- **Directive**: Every entry must be given again exactly.

(Some records)
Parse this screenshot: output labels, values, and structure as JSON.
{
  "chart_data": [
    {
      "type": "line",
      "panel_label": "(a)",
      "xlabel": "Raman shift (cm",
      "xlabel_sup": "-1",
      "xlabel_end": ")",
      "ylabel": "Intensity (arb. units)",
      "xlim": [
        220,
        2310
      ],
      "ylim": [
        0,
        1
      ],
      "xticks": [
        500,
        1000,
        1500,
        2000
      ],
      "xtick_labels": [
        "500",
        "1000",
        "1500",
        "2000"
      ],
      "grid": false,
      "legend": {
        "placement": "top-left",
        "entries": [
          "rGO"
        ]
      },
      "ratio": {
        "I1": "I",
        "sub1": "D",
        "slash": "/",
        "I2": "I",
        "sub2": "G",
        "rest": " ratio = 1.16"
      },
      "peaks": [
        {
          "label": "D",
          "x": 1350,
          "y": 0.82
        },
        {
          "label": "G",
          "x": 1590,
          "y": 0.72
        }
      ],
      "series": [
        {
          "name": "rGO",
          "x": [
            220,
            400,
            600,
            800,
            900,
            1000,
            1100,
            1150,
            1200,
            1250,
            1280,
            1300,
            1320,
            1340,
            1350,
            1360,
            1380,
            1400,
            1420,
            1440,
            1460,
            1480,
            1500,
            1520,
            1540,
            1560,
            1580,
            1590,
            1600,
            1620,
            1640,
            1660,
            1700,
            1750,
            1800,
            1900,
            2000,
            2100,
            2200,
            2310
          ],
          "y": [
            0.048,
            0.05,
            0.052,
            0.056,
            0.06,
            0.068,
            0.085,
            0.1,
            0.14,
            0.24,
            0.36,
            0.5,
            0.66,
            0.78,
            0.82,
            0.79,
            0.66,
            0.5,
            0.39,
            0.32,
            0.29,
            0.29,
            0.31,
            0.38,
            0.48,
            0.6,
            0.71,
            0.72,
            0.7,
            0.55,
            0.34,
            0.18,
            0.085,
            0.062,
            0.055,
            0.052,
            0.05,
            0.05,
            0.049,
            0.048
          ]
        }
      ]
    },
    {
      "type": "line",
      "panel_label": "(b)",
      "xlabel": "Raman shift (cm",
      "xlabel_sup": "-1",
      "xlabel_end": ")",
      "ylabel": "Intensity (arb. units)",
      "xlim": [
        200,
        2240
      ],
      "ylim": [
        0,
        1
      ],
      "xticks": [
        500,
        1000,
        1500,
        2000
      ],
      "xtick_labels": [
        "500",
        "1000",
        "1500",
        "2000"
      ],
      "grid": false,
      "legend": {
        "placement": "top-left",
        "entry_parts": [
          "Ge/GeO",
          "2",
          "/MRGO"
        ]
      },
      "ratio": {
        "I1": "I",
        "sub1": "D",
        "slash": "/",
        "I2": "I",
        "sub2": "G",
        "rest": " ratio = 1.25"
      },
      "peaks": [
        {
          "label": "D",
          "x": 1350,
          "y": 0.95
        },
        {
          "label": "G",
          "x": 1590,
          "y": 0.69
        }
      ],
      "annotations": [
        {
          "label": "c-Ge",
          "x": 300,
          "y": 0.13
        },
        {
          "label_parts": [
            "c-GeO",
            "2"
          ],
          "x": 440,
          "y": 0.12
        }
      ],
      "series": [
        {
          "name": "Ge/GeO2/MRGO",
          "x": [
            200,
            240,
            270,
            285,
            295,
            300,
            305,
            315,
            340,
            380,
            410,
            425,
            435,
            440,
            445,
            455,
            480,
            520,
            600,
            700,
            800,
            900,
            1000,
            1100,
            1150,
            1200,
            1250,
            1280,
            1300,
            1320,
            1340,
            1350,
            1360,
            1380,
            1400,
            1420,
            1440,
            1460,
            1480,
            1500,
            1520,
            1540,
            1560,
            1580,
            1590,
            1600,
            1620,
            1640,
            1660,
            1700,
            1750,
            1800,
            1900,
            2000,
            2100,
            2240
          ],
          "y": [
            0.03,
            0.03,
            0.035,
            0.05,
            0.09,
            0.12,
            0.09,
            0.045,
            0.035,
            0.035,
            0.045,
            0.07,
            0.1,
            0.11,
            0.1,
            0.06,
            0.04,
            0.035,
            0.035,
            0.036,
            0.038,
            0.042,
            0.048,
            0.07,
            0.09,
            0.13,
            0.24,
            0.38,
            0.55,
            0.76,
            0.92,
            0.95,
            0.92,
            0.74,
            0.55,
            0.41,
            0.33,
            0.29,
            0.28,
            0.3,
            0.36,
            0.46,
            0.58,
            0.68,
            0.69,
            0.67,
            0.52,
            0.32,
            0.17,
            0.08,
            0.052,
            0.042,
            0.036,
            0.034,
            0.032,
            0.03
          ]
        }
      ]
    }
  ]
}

- **Answer to this problem**:
Parse this screenshot: output labels, values, and structure as JSON.
{
  "chart_data": [
    {
      "type": "line",
      "panel_label": "(a)",
      "xlabel": "Raman shift (cm",
      "xlabel_sup": "-1",
      "xlabel_end": ")",
      "ylabel": "Intensity (arb. units)",
      "xlim": [
        220,
        2310
      ],
      "ylim": [
        0,
        1
      ],
      "xticks": [
        500,
        1000,
        1500,
        2000
      ],
      "xtick_labels": [
        "500",
        "1000",
        "1500",
        "2000"
      ],
      "grid": false,
      "legend": {
        "placement": "top-left",
        "entries": [
          "rGO"
        ]
      },
      "ratio": {
        "I1": "I",
        "sub1": "D",
        "slash": "/",
        "I2": "I",
        "sub2": "G",
        "rest": " ratio = 1.16"
      },
      "peaks": [
        {
          "label": "D",
          "x": 1350,
          "y": 0.82
        },
        {
          "label": "G",
          "x": 1590,
          "y": 0.72
        }
      ],
      "series": [
        {
          "name": "rGO",
          "x": [
            220,
            400,
            600,
            800,
            900,
            1000,
            1100,
            1150,
            1200,
            1250,
            1280,
            1300,
            1320,
            1340,
            1350,
            1360,
            1380,
            1400,
            1420,
            1440,
            1460,
            1480,
            1500,
            1520,
            1540,
            1560,
            1580,
            1590,
            1600,
            1620,
            1640,
            1660,
            1700,
            1750,
            1800,
            1900,
            2000,
            2100,
            2200,
            2310
          ],
          "y": [
            0.048,
            0.05,
            0.052,
            0.056,
            0.06,
            0.068,
            0.085,
            0.1,
            0.14,
            0.24,
            0.36,
            0.5,
            0.66,
            0.78,
            0.82,
            0.79,
            0.66,
            0.5,
            0.39,
            0.32,
            0.29,
            0.29,
            0.31,
            0.38,
            0.48,
            0.6,
            0.71,
            0.72,
            0.7,
            0.55,
            0.34,
            0.18,
            0.085,
            0.062,
            0.055,
            0.052,
            0.05,
            0.05,
            0.049,
            0.048
          ]
        }
      ]
    },
    {
      "type": "line",
      "panel_label": "(b)",
      "xlabel": "Raman shift (cm",
      "xlabel_sup": "-1",
      "xlabel_end": ")",
      "ylabel": "Intensity (arb. units)",
      "xlim": [
        200,
        2240
      ],
      "ylim": [
        0,
        1
      ],
      "xticks": [
        500,
        1000,
        1500,
        2000
      ],
      "xtick_labels": [
        "500",
        "1000",
        "1500",
        "2000"
      ],
      "grid": false,
      "legend": {
        "placement": "top-left",
        "entry_parts": [
          "Ge/GeO",
          "2",
          "/MRGO"
        ]
      },
      "ratio": {
        "I1": "I",
        "sub1": "D",
        "slash": "/",
        "I2": "I",
        "sub2": "G",
        "rest": " ratio = 1.25"
      },
      "peaks": [
        {
          "label": "D",
          "x": 1350,
          "y": 0.95
        },
        {
          "label": "G",
          "x": 1590,
          "y": 0.69
        }
      ],
      "annotations": [
        {
          "label": "c-Ge",
          "x": 300,
          "y": 0.13
        },
        {
          "label_parts": [
            "c-GeO",
            "2"
          ],
          "x": 440,
          "y": 0.12
        }
      ],
      "series": [
        {
          "name": "Ge/GeO2/MRGO",
          "x": [
            200,
            240,
            270,
            285,
            295,
            300,
            305,
            315,
            340,
            380,
            410,
            425,
            435,
            440,
            445,
            455,
            480,
            520,
            600,
            700,
            800,
            900,
            1000,
            1100,
            1150,
            1200,
            1250,
            1280,
            1300,
            1320,
            1340,
            1350,
            1360,
            1380,
            1400,
            1420,
            1440,
            1460,
            1480,
            1500,
            1520,
            1540,
            1560,
            1580,
            1590,
            1600,
            1620,
            1640,
            1660,
            1700,
            1750,
            1800,
            1900,
            2000,
            2100,
            2240
          ],
          "y": [
            0.03,
            0.03,
            0.035,
            0.05,
            0.09,
            0.12,
            0.09,
            0.045,
            0.035,
            0.035,
            0.045,
            0.07,
            0.1,
            0.11,
            0.1,
            0.06,
            0.04,
            0.035,
            0.035,
            0.036,
            0.038,
            0.042,
            0.048,
            0.07,
            0.09,
            0.13,
            0.24,
            0.38,
            0.55,
            0.76,
            0.92,
            0.95,
            0.92,
            0.74,
            0.55,
            0.41,
            0.33,
            0.29,
            0.28,
            0.3,
            0.36,
            0.46,
            0.58,
            0.68,
            0.69,
            0.67,
            0.52,
            0.32,
            0.17,
            0.08,
            0.052,
            0.042,
            0.036,
            0.034,
            0.032,
            0.03
          ]
        }
      ]
    }
  ]
}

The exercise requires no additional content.